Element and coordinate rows

· · ·

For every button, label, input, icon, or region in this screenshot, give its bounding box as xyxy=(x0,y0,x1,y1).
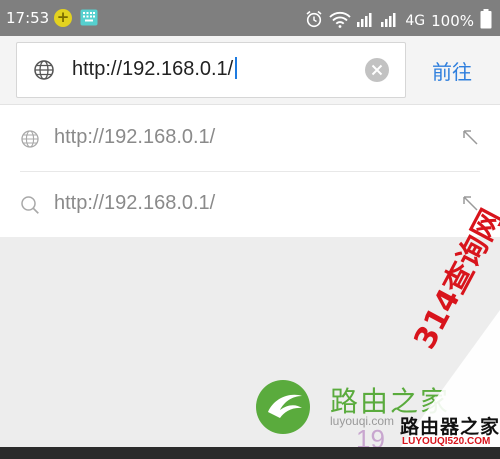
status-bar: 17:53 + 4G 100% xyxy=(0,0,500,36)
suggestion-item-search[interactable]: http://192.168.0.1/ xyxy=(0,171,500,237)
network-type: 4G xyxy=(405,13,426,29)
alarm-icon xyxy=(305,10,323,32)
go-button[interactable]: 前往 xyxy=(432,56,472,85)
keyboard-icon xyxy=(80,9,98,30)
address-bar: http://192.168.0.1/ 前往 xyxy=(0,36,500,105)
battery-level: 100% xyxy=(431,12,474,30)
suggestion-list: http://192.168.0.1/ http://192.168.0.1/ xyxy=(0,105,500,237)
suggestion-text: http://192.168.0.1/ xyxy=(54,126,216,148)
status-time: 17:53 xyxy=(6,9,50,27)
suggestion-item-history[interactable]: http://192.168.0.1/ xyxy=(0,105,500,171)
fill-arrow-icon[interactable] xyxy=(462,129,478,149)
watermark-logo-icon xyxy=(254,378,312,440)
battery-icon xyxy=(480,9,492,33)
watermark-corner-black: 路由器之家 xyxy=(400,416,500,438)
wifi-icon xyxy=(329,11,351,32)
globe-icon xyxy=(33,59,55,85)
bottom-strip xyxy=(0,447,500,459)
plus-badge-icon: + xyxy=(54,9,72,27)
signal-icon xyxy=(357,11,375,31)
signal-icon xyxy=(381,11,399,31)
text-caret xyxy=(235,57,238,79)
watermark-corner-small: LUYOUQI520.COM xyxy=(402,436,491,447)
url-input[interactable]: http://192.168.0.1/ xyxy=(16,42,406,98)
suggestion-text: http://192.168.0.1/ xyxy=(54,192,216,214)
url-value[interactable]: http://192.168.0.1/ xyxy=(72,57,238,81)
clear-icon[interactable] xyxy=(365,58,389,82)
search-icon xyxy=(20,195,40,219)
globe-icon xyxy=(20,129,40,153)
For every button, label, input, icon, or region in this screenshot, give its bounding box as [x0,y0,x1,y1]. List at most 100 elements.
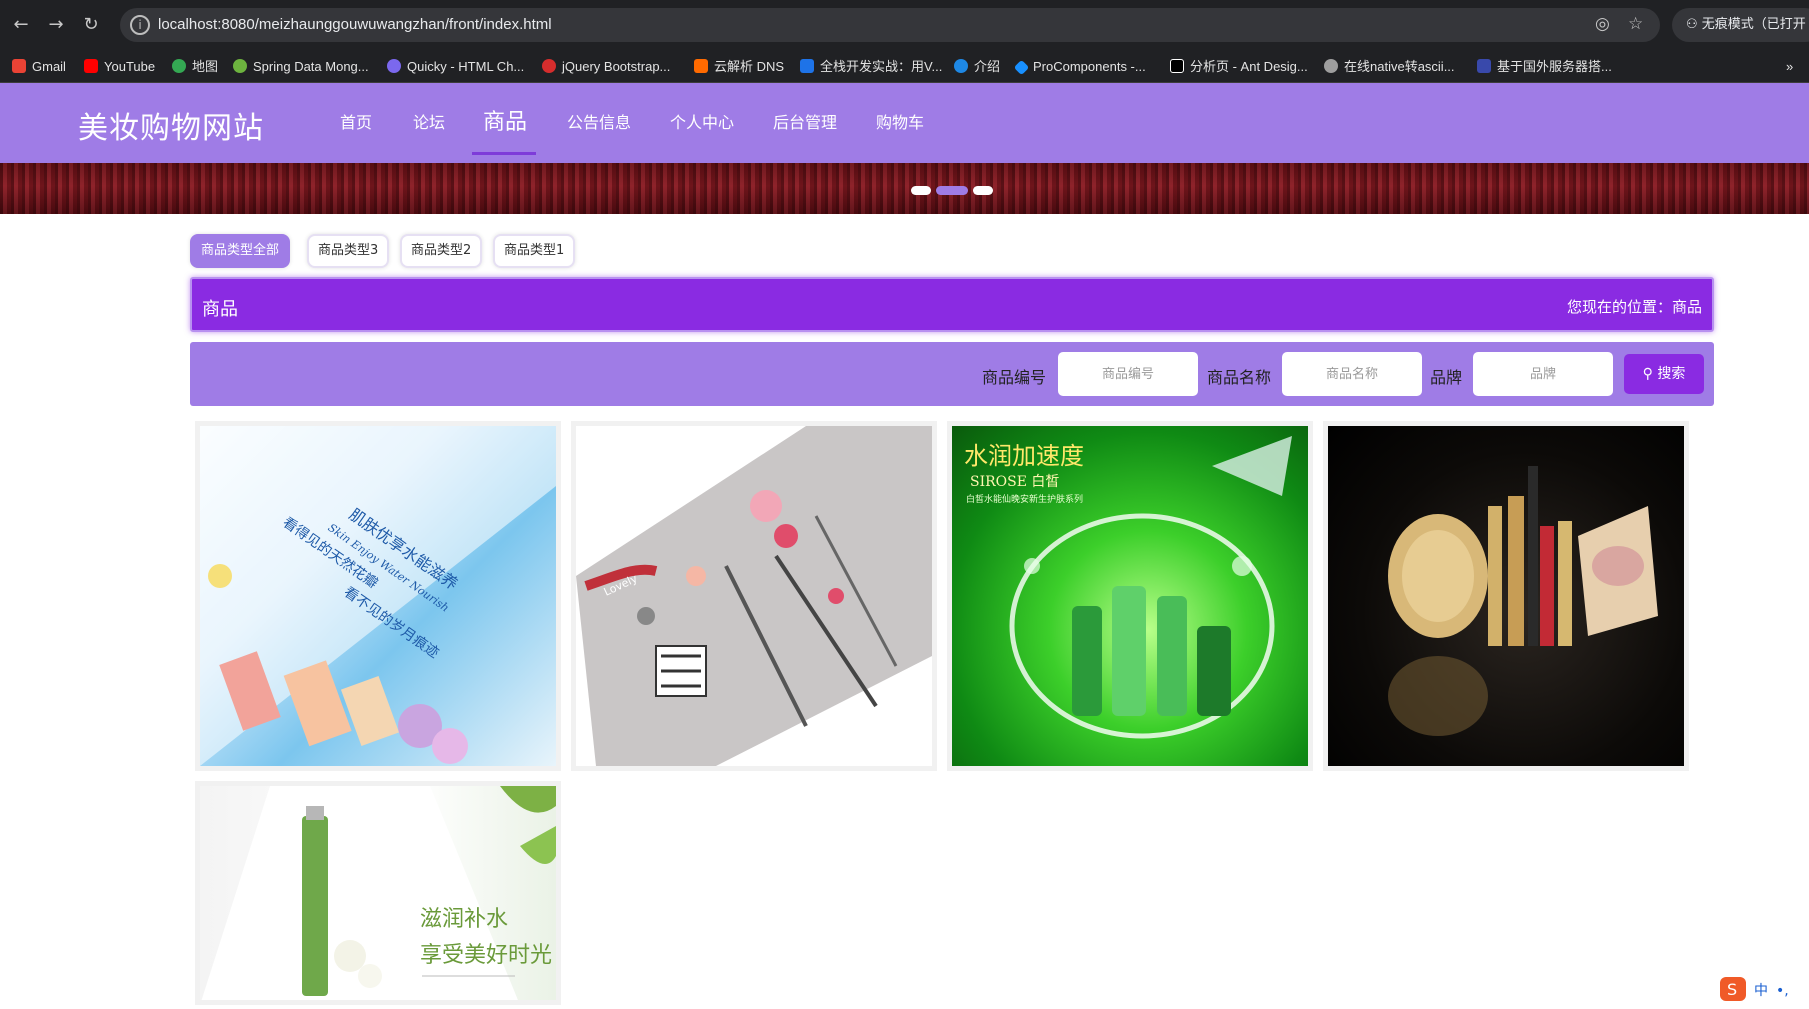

· · ·

### To do
Render the rows above as a JSON list of strings with one string per line, leaving out blank lines and the pictures.

### Response
[
  "For every button, label, input, icon, or region in this screenshot, give its bounding box as xyxy=(x0,y0,x1,y1).",
  "status-bar: 17:53 + 4G 100% xyxy=(0,0,500,36)",
  "suggestion-item-search[interactable]: http://192.168.0.1/ xyxy=(0,171,500,237)",
  "network-type: 4G xyxy=(405,13,426,29)",
  "alarm-icon xyxy=(305,10,323,32)",
  "go-button[interactable]: 前往 xyxy=(432,56,472,85)",
  "keyboard-icon xyxy=(80,9,98,30)",
  "address-bar: http://192.168.0.1/ 前往 xyxy=(0,36,500,105)",
  "battery-level: 100% xyxy=(431,12,474,30)",
  "suggestion-list: http://192.168.0.1/ http://192.168.0.1/ xyxy=(0,105,500,237)",
  "suggestion-text: http://192.168.0.1/ xyxy=(54,126,216,148)",
  "status-time: 17:53 xyxy=(6,9,50,27)",
  "suggestion-item-history[interactable]: http://192.168.0.1/ xyxy=(0,105,500,171)",
  "fill-arrow-icon[interactable] xyxy=(462,129,478,149)",
  "watermark-logo-icon xyxy=(254,378,312,440)",
  "battery-icon xyxy=(480,9,492,33)",
  "watermark-corner-black: 路由器之家 xyxy=(400,416,500,438)",
  "wifi-icon xyxy=(329,11,351,32)",
  "globe-icon xyxy=(33,59,55,85)",
  "bottom-strip xyxy=(0,447,500,459)",
  "plus-badge-icon: + xyxy=(54,9,72,27)",
  "signal-icon xyxy=(357,11,375,31)",
  "signal-icon xyxy=(381,11,399,31)",
  "text-caret xyxy=(235,57,238,79)",
  "watermark-corner-small: LUYOUQI520.COM xyxy=(402,436,491,447)",
  "url-input[interactable]: http://192.168.0.1/ xyxy=(16,42,406,98)",
  "suggestion-text: http://192.168.0.1/ xyxy=(54,192,216,214)",
  "url-value[interactable]: http://192.168.0.1/ xyxy=(72,57,238,81)",
  "clear-icon[interactable] xyxy=(365,58,389,82)",
  "search-icon xyxy=(20,195,40,219)",
  "globe-icon xyxy=(20,129,40,153)",
  "For every button, label, input, icon, or region in this screenshot, give its bounding box as [x0,y0,x1,y1]. List at most 100 elements."
]